**YOUR TASK:** In the following material, identify every line holding the string "title" and return it.

─── MATERIAL PROVIDED ───

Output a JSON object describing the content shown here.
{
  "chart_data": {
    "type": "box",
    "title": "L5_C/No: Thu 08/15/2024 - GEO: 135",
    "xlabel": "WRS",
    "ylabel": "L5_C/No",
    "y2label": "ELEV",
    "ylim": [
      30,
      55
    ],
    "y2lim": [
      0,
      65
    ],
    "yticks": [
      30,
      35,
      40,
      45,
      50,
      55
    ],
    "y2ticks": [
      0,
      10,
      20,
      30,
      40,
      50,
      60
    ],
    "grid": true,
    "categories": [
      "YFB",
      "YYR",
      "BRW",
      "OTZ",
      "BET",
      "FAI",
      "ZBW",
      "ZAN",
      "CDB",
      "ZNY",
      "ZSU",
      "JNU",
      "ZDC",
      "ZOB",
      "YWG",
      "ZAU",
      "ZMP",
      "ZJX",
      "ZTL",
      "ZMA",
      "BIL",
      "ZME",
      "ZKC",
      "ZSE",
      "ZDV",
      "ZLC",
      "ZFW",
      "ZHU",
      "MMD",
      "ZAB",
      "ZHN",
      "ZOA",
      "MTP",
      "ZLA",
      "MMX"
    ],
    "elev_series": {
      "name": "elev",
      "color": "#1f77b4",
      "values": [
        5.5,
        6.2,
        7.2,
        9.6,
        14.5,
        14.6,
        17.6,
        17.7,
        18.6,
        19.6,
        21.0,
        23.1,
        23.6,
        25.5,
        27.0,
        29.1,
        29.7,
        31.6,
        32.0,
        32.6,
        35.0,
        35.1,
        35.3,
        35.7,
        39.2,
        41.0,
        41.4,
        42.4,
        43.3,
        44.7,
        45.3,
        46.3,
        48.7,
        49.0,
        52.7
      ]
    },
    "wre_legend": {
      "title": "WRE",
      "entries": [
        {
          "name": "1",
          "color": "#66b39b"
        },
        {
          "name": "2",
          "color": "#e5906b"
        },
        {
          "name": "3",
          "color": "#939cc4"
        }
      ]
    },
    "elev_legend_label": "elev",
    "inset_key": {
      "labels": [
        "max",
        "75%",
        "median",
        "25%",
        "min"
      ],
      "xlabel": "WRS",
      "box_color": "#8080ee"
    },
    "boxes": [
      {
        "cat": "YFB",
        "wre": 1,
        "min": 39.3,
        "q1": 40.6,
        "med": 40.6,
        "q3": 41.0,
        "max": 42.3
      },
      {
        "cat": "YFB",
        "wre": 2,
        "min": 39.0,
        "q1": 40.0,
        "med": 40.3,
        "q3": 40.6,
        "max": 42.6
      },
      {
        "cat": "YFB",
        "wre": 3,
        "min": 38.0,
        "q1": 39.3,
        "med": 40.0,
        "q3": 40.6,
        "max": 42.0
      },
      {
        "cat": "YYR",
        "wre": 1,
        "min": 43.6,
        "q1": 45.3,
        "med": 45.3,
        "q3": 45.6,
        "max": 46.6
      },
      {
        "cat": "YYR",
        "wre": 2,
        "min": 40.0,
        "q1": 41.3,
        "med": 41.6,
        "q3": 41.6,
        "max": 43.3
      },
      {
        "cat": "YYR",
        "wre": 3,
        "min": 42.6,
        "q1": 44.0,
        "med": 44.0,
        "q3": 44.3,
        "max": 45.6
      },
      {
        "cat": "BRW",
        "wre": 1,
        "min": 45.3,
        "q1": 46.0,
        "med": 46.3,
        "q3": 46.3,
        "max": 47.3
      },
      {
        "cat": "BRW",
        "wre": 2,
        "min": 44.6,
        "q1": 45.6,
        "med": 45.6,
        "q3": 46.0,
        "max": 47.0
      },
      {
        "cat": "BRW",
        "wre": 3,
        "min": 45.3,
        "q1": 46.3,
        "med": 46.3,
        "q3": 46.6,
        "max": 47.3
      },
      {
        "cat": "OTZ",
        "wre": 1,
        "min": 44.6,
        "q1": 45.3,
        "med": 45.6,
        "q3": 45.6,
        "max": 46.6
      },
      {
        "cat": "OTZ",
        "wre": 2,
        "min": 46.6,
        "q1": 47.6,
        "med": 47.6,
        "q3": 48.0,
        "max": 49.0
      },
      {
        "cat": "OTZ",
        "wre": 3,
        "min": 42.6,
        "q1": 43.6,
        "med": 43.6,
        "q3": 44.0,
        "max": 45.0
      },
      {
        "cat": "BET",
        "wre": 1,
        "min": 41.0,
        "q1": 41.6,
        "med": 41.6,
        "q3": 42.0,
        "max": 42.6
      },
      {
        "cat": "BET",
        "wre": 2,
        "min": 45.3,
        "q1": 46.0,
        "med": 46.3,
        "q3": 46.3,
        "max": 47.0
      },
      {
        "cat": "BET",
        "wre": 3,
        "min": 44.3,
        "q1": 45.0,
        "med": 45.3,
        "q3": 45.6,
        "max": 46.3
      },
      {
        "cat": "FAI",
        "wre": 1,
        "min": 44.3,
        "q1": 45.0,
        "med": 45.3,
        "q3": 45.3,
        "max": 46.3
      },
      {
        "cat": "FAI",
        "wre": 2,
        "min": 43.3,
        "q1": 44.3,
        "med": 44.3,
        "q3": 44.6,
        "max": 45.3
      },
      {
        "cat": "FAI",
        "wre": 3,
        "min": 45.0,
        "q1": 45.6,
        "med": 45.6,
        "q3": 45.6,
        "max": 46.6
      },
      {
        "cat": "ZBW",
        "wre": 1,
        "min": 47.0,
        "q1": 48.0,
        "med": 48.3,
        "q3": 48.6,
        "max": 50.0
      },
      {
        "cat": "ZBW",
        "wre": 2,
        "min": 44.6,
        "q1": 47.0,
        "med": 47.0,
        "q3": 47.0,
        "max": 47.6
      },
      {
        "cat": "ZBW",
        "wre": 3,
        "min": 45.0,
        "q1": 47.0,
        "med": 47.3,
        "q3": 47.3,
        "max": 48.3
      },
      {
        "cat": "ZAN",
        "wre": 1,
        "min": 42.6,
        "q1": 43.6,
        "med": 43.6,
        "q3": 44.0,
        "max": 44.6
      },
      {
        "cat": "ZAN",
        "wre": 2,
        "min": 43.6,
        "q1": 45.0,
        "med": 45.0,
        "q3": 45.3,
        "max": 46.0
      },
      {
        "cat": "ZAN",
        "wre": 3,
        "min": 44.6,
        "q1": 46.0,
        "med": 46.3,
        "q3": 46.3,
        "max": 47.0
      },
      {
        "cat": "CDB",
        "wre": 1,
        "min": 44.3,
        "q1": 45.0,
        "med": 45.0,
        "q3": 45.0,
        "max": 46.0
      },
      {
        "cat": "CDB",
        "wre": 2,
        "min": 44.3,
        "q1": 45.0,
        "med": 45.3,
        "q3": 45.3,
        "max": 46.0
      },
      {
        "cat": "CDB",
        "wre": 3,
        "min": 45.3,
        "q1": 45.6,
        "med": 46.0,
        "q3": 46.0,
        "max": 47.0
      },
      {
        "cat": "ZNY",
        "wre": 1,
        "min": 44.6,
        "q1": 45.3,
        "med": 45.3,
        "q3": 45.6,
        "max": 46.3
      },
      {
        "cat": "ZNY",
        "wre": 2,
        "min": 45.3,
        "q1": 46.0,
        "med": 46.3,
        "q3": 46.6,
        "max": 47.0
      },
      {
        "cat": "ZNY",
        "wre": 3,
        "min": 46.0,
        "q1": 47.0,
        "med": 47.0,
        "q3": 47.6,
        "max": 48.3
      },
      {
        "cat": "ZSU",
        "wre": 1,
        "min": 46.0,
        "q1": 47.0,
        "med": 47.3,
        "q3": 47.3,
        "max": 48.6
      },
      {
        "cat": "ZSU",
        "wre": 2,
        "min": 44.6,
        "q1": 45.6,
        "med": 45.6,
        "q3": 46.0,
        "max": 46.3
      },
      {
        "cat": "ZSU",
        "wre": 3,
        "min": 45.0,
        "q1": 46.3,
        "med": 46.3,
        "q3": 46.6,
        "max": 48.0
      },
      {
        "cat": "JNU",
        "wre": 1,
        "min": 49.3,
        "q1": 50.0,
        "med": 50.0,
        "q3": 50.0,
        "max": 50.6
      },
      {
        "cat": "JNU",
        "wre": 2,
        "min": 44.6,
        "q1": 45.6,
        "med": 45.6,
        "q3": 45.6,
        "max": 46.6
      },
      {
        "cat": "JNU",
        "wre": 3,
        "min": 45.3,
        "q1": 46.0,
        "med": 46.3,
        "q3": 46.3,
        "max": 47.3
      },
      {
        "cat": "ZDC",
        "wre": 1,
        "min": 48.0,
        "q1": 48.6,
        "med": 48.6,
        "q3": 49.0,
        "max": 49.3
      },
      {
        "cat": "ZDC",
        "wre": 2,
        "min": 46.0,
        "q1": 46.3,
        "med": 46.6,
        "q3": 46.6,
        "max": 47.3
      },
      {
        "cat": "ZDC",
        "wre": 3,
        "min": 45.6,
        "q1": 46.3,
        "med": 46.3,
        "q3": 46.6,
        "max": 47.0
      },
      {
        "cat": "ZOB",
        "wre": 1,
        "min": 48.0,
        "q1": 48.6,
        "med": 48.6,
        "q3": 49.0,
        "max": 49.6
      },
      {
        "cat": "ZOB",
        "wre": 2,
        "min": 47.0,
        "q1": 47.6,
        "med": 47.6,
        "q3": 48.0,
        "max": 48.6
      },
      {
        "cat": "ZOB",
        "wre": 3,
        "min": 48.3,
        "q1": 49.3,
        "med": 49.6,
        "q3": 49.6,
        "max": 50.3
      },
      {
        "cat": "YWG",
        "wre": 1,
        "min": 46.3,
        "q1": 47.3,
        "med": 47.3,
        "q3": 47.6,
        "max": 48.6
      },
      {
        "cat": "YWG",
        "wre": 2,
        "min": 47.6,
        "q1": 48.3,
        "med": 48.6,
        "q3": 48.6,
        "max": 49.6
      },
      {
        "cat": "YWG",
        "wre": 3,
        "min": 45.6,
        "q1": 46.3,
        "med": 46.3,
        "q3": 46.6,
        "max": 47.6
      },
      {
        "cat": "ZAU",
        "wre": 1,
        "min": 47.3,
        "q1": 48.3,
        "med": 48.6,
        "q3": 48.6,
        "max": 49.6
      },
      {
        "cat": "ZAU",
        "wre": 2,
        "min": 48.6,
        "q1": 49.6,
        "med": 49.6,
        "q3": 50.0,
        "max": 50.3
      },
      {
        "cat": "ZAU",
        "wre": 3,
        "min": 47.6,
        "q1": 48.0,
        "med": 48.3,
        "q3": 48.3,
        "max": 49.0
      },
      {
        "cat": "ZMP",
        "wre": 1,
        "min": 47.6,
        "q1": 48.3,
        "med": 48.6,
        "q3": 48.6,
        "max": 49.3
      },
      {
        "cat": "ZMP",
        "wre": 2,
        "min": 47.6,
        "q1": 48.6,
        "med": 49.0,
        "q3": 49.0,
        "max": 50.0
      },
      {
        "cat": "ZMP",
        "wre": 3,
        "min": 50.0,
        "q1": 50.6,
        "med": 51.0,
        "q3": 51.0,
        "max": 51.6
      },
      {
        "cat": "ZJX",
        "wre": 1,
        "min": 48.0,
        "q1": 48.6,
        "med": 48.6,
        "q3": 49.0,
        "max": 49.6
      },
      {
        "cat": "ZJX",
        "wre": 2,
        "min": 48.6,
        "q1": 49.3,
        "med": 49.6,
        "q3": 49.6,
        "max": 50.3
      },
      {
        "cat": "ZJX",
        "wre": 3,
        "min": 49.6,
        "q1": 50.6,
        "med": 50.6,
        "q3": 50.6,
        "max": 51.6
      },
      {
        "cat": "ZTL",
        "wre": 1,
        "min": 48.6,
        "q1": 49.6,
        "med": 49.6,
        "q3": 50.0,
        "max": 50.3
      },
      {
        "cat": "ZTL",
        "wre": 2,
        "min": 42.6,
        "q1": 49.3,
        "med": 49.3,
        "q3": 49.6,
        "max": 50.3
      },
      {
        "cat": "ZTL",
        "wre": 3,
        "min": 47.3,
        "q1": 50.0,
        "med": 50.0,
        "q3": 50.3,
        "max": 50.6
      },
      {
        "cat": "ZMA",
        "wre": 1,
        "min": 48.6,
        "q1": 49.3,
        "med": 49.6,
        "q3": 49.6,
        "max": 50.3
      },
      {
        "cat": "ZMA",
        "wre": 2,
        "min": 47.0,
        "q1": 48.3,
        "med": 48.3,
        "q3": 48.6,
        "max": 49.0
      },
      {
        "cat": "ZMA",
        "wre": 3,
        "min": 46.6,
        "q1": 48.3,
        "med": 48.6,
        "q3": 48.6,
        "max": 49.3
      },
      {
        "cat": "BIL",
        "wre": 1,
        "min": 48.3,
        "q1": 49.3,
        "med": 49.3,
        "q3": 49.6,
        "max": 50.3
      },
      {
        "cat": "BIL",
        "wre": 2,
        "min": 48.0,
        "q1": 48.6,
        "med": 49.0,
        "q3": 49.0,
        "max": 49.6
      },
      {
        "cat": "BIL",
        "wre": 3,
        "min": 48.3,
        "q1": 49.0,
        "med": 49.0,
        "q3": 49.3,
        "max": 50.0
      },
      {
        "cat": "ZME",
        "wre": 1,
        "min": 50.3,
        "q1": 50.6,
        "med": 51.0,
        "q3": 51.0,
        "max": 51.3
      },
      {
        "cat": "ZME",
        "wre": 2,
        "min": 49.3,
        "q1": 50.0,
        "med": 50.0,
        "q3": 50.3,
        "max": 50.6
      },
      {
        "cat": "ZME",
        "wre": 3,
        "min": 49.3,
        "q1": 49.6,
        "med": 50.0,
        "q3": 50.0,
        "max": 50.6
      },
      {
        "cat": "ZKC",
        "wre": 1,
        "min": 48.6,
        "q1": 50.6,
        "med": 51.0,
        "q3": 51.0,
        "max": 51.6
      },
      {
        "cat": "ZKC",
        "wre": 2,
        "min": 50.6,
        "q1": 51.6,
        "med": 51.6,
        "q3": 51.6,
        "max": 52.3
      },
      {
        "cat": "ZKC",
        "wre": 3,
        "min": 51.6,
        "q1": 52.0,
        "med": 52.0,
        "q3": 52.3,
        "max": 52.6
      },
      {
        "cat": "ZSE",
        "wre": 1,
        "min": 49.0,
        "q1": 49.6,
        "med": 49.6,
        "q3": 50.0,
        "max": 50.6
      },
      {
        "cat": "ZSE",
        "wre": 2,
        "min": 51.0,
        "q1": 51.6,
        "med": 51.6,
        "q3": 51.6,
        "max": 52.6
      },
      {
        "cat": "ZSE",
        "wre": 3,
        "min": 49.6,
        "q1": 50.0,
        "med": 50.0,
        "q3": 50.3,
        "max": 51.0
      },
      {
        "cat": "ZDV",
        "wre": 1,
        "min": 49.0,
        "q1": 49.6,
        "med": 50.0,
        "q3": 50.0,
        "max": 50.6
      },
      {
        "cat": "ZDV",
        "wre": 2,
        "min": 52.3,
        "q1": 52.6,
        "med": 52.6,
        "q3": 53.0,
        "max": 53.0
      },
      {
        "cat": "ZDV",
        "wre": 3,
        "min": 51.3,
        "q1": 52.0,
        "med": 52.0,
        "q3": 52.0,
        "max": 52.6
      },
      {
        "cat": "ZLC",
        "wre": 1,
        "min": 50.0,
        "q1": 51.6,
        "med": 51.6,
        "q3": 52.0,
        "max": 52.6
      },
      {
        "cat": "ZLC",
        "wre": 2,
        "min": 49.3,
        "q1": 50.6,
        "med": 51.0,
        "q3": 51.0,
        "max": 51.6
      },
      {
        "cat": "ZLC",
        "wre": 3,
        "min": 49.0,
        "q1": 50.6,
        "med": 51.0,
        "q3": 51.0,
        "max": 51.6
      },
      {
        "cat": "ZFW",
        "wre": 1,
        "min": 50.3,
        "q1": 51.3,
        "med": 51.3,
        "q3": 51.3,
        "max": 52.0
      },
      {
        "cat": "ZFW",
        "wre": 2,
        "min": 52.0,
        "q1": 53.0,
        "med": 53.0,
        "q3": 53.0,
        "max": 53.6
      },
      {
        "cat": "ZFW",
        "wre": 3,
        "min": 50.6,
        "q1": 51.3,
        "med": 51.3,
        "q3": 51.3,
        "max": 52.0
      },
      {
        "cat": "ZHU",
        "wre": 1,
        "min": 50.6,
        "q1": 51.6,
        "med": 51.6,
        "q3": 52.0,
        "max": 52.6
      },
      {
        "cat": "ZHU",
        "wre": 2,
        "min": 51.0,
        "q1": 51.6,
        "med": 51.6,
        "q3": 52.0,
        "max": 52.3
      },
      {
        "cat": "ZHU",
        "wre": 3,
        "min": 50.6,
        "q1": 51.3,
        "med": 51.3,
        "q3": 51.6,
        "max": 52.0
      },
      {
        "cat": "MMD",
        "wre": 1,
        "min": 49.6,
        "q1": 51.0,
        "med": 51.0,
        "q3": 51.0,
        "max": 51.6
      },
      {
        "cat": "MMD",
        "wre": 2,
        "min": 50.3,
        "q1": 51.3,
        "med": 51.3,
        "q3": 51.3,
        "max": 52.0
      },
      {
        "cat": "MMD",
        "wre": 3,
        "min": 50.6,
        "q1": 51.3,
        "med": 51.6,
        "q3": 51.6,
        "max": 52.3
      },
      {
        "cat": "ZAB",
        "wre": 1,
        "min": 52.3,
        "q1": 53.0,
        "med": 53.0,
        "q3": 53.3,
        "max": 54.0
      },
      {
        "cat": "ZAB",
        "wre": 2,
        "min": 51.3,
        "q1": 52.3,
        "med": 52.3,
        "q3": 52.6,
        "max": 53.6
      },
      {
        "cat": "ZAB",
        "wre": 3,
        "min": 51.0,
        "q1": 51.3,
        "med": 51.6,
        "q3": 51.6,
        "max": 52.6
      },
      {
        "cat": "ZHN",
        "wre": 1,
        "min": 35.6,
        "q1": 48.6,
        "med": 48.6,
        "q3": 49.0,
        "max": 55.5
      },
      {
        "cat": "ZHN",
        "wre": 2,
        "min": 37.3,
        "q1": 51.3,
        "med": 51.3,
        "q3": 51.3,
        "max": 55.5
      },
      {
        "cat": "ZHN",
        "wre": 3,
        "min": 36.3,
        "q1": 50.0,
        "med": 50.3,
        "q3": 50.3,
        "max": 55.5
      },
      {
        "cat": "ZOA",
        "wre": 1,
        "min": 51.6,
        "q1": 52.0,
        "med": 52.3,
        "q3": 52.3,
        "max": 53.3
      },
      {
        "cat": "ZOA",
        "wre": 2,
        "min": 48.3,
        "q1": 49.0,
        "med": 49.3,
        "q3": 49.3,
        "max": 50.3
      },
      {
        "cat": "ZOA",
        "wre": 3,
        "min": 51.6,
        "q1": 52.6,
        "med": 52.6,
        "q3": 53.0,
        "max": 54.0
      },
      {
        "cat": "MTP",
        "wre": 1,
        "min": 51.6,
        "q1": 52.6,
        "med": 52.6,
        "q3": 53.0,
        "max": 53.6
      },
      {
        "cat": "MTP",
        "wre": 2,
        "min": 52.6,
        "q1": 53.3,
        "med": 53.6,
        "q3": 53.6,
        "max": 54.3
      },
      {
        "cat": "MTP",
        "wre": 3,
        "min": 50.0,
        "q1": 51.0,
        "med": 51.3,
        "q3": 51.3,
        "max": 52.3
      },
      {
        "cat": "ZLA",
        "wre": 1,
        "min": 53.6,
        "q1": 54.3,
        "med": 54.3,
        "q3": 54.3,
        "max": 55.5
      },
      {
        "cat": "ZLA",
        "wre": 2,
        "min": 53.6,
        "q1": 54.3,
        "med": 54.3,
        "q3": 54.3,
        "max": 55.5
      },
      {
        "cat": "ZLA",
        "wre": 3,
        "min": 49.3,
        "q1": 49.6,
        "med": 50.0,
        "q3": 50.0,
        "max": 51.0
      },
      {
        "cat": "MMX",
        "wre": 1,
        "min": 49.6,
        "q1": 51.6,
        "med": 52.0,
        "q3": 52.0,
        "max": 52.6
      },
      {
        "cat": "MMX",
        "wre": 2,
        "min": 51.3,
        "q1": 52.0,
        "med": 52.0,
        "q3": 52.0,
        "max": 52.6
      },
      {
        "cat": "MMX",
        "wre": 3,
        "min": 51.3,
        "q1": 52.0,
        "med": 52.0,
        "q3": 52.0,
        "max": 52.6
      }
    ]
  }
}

───

**SOLUTION FOR THIS PROBLEM:**
    "title": "L5_C/No: Thu 08/15/2024 - GEO: 135",
      "title": "WRE",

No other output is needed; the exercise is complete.